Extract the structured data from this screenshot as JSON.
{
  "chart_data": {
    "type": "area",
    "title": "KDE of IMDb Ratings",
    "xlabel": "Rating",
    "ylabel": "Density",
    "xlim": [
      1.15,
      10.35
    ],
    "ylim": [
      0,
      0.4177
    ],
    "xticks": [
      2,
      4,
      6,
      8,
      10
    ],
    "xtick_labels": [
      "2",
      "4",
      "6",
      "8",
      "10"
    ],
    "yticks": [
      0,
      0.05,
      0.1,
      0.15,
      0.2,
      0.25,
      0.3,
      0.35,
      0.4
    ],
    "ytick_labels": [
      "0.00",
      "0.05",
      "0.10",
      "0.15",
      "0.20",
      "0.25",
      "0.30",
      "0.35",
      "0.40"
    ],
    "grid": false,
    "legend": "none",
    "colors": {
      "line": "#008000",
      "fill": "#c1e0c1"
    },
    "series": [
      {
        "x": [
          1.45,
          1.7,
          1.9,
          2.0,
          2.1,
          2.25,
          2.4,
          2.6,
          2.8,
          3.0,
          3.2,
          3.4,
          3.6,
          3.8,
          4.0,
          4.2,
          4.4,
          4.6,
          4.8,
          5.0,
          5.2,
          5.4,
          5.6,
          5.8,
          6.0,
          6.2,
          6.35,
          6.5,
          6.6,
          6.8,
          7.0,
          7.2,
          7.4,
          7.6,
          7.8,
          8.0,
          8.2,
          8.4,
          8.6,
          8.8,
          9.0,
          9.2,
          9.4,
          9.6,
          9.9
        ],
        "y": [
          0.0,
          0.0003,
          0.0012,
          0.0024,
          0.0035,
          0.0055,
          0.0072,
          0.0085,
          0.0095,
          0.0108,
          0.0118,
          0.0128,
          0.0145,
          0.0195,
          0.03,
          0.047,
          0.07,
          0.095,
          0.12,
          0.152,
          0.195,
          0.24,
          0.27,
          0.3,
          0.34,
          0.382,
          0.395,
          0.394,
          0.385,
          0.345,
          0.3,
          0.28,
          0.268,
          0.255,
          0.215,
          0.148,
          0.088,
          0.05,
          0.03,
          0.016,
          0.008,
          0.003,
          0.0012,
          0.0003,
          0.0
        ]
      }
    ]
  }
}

--------------------------------

* Work required
Every record should be given again exactly.

* Result below
Extract the structured data from this screenshot as JSON.
{
  "chart_data": {
    "type": "area",
    "title": "KDE of IMDb Ratings",
    "xlabel": "Rating",
    "ylabel": "Density",
    "xlim": [
      1.15,
      10.35
    ],
    "ylim": [
      0,
      0.4177
    ],
    "xticks": [
      2,
      4,
      6,
      8,
      10
    ],
    "xtick_labels": [
      "2",
      "4",
      "6",
      "8",
      "10"
    ],
    "yticks": [
      0,
      0.05,
      0.1,
      0.15,
      0.2,
      0.25,
      0.3,
      0.35,
      0.4
    ],
    "ytick_labels": [
      "0.00",
      "0.05",
      "0.10",
      "0.15",
      "0.20",
      "0.25",
      "0.30",
      "0.35",
      "0.40"
    ],
    "grid": false,
    "legend": "none",
    "colors": {
      "line": "#008000",
      "fill": "#c1e0c1"
    },
    "series": [
      {
        "x": [
          1.45,
          1.7,
          1.9,
          2.0,
          2.1,
          2.25,
          2.4,
          2.6,
          2.8,
          3.0,
          3.2,
          3.4,
          3.6,
          3.8,
          4.0,
          4.2,
          4.4,
          4.6,
          4.8,
          5.0,
          5.2,
          5.4,
          5.6,
          5.8,
          6.0,
          6.2,
          6.35,
          6.5,
          6.6,
          6.8,
          7.0,
          7.2,
          7.4,
          7.6,
          7.8,
          8.0,
          8.2,
          8.4,
          8.6,
          8.8,
          9.0,
          9.2,
          9.4,
          9.6,
          9.9
        ],
        "y": [
          0.0,
          0.0003,
          0.0012,
          0.0024,
          0.0035,
          0.0055,
          0.0072,
          0.0085,
          0.0095,
          0.0108,
          0.0118,
          0.0128,
          0.0145,
          0.0195,
          0.03,
          0.047,
          0.07,
          0.095,
          0.12,
          0.152,
          0.195,
          0.24,
          0.27,
          0.3,
          0.34,
          0.382,
          0.395,
          0.394,
          0.385,
          0.345,
          0.3,
          0.28,
          0.268,
          0.255,
          0.215,
          0.148,
          0.088,
          0.05,
          0.03,
          0.016,
          0.008,
          0.003,
          0.0012,
          0.0003,
          0.0
        ]
      }
    ]
  }
}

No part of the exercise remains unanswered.